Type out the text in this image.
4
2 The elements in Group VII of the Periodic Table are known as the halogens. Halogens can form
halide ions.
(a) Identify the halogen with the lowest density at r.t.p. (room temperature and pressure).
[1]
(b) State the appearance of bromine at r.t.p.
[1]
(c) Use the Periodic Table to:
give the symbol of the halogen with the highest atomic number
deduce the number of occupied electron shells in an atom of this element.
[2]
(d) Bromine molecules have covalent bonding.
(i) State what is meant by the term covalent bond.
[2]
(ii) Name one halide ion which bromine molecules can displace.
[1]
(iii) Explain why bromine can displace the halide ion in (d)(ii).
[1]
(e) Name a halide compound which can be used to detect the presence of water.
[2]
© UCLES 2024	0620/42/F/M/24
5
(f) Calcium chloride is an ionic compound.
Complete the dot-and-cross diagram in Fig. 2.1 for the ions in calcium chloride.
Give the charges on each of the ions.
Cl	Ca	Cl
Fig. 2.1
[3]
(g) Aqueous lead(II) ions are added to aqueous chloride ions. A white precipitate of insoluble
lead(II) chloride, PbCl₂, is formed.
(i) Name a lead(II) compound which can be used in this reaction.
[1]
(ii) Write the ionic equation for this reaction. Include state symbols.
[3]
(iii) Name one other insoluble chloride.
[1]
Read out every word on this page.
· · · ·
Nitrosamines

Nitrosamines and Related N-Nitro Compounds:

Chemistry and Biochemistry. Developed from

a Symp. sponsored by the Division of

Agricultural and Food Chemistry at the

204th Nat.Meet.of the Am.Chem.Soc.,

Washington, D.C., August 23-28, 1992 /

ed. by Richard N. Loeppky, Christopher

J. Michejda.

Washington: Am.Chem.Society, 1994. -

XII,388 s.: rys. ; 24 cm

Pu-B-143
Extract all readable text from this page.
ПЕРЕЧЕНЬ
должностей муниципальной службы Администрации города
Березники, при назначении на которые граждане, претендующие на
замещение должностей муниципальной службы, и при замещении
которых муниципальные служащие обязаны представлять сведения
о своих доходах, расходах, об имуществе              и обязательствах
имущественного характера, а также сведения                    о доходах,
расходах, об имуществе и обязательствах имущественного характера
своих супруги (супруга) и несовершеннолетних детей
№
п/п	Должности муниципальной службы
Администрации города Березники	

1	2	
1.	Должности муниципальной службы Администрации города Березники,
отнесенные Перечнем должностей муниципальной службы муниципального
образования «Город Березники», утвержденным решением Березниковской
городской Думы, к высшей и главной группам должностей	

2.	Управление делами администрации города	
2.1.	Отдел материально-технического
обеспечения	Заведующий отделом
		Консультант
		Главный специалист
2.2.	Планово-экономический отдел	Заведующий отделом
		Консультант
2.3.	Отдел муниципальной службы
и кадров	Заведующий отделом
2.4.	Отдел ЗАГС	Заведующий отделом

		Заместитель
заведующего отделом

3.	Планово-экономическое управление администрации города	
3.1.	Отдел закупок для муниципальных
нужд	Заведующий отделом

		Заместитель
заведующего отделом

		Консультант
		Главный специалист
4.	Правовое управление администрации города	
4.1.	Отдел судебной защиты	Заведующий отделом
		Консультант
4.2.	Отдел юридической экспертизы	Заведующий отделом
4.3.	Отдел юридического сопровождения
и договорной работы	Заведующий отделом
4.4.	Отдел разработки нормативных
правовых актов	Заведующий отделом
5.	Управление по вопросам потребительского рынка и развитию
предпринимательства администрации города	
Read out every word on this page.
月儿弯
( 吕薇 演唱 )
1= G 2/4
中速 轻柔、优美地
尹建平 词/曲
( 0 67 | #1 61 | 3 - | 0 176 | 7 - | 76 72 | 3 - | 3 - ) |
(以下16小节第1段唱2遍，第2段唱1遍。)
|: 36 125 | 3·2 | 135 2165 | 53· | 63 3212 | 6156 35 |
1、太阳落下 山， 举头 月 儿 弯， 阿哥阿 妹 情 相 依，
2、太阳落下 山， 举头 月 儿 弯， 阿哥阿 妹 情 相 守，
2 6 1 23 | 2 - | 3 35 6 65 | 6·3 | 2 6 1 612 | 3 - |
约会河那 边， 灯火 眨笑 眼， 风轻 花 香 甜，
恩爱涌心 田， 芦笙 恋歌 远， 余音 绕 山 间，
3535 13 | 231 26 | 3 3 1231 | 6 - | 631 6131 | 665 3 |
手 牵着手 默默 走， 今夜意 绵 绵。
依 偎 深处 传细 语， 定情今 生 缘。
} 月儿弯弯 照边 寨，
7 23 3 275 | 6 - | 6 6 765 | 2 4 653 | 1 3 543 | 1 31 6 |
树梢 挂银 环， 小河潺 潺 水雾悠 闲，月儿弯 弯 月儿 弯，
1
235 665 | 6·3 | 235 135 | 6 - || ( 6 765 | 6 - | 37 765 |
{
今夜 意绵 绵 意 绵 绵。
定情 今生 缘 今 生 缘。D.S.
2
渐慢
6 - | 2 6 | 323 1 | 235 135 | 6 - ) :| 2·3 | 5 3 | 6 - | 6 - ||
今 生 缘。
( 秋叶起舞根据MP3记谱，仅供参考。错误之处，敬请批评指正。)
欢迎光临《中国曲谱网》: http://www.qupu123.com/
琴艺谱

---+---

= WRITTEN REQUEST =
Return all of the entries exactly as they were supplied.

= RESPONSE BELOW =
Type out the text in this image.
4
2 The elements in Group VII of the Periodic Table are known as the halogens. Halogens can form
halide ions.
(a) Identify the halogen with the lowest density at r.t.p. (room temperature and pressure).
[1]
(b) State the appearance of bromine at r.t.p.
[1]
(c) Use the Periodic Table to:
give the symbol of the halogen with the highest atomic number
deduce the number of occupied electron shells in an atom of this element.
[2]
(d) Bromine molecules have covalent bonding.
(i) State what is meant by the term covalent bond.
[2]
(ii) Name one halide ion which bromine molecules can displace.
[1]
(iii) Explain why bromine can displace the halide ion in (d)(ii).
[1]
(e) Name a halide compound which can be used to detect the presence of water.
[2]
© UCLES 2024	0620/42/F/M/24
5
(f) Calcium chloride is an ionic compound.
Complete the dot-and-cross diagram in Fig. 2.1 for the ions in calcium chloride.
Give the charges on each of the ions.
Cl	Ca	Cl
Fig. 2.1
[3]
(g) Aqueous lead(II) ions are added to aqueous chloride ions. A white precipitate of insoluble
lead(II) chloride, PbCl₂, is formed.
(i) Name a lead(II) compound which can be used in this reaction.
[1]
(ii) Write the ionic equation for this reaction. Include state symbols.
[3]
(iii) Name one other insoluble chloride.
[1]
Read out every word on this page.
· · · ·
Nitrosamines

Nitrosamines and Related N-Nitro Compounds:

Chemistry and Biochemistry. Developed from

a Symp. sponsored by the Division of

Agricultural and Food Chemistry at the

204th Nat.Meet.of the Am.Chem.Soc.,

Washington, D.C., August 23-28, 1992 /

ed. by Richard N. Loeppky, Christopher

J. Michejda.

Washington: Am.Chem.Society, 1994. -

XII,388 s.: rys. ; 24 cm

Pu-B-143
Extract all readable text from this page.
ПЕРЕЧЕНЬ
должностей муниципальной службы Администрации города
Березники, при назначении на которые граждане, претендующие на
замещение должностей муниципальной службы, и при замещении
которых муниципальные служащие обязаны представлять сведения
о своих доходах, расходах, об имуществе              и обязательствах
имущественного характера, а также сведения                    о доходах,
расходах, об имуществе и обязательствах имущественного характера
своих супруги (супруга) и несовершеннолетних детей
№
п/п	Должности муниципальной службы
Администрации города Березники	

1	2	
1.	Должности муниципальной службы Администрации города Березники,
отнесенные Перечнем должностей муниципальной службы муниципального
образования «Город Березники», утвержденным решением Березниковской
городской Думы, к высшей и главной группам должностей	

2.	Управление делами администрации города	
2.1.	Отдел материально-технического
обеспечения	Заведующий отделом
		Консультант
		Главный специалист
2.2.	Планово-экономический отдел	Заведующий отделом
		Консультант
2.3.	Отдел муниципальной службы
и кадров	Заведующий отделом
2.4.	Отдел ЗАГС	Заведующий отделом

		Заместитель
заведующего отделом

3.	Планово-экономическое управление администрации города	
3.1.	Отдел закупок для муниципальных
нужд	Заведующий отделом

		Заместитель
заведующего отделом

		Консультант
		Главный специалист
4.	Правовое управление администрации города	
4.1.	Отдел судебной защиты	Заведующий отделом
		Консультант
4.2.	Отдел юридической экспертизы	Заведующий отделом
4.3.	Отдел юридического сопровождения
и договорной работы	Заведующий отделом
4.4.	Отдел разработки нормативных
правовых актов	Заведующий отделом
5.	Управление по вопросам потребительского рынка и развитию
предпринимательства администрации города	
Read out every word on this page.
月儿弯
( 吕薇 演唱 )
1= G 2/4
中速 轻柔、优美地
尹建平 词/曲
( 0 67 | #1 61 | 3 - | 0 176 | 7 - | 76 72 | 3 - | 3 - ) |
(以下16小节第1段唱2遍，第2段唱1遍。)
|: 36 125 | 3·2 | 135 2165 | 53· | 63 3212 | 6156 35 |
1、太阳落下 山， 举头 月 儿 弯， 阿哥阿 妹 情 相 依，
2、太阳落下 山， 举头 月 儿 弯， 阿哥阿 妹 情 相 守，
2 6 1 23 | 2 - | 3 35 6 65 | 6·3 | 2 6 1 612 | 3 - |
约会河那 边， 灯火 眨笑 眼， 风轻 花 香 甜，
恩爱涌心 田， 芦笙 恋歌 远， 余音 绕 山 间，
3535 13 | 231 26 | 3 3 1231 | 6 - | 631 6131 | 665 3 |
手 牵着手 默默 走， 今夜意 绵 绵。
依 偎 深处 传细 语， 定情今 生 缘。
} 月儿弯弯 照边 寨，
7 23 3 275 | 6 - | 6 6 765 | 2 4 653 | 1 3 543 | 1 31 6 |
树梢 挂银 环， 小河潺 潺 水雾悠 闲，月儿弯 弯 月儿 弯，
1
235 665 | 6·3 | 235 135 | 6 - || ( 6 765 | 6 - | 37 765 |
{
今夜 意绵 绵 意 绵 绵。
定情 今生 缘 今 生 缘。D.S.
2
渐慢
6 - | 2 6 | 323 1 | 235 135 | 6 - ) :| 2·3 | 5 3 | 6 - | 6 - ||
今 生 缘。
( 秋叶起舞根据MP3记谱，仅供参考。错误之处，敬请批评指正。)
欢迎光临《中国曲谱网》: http://www.qupu123.com/
琴艺谱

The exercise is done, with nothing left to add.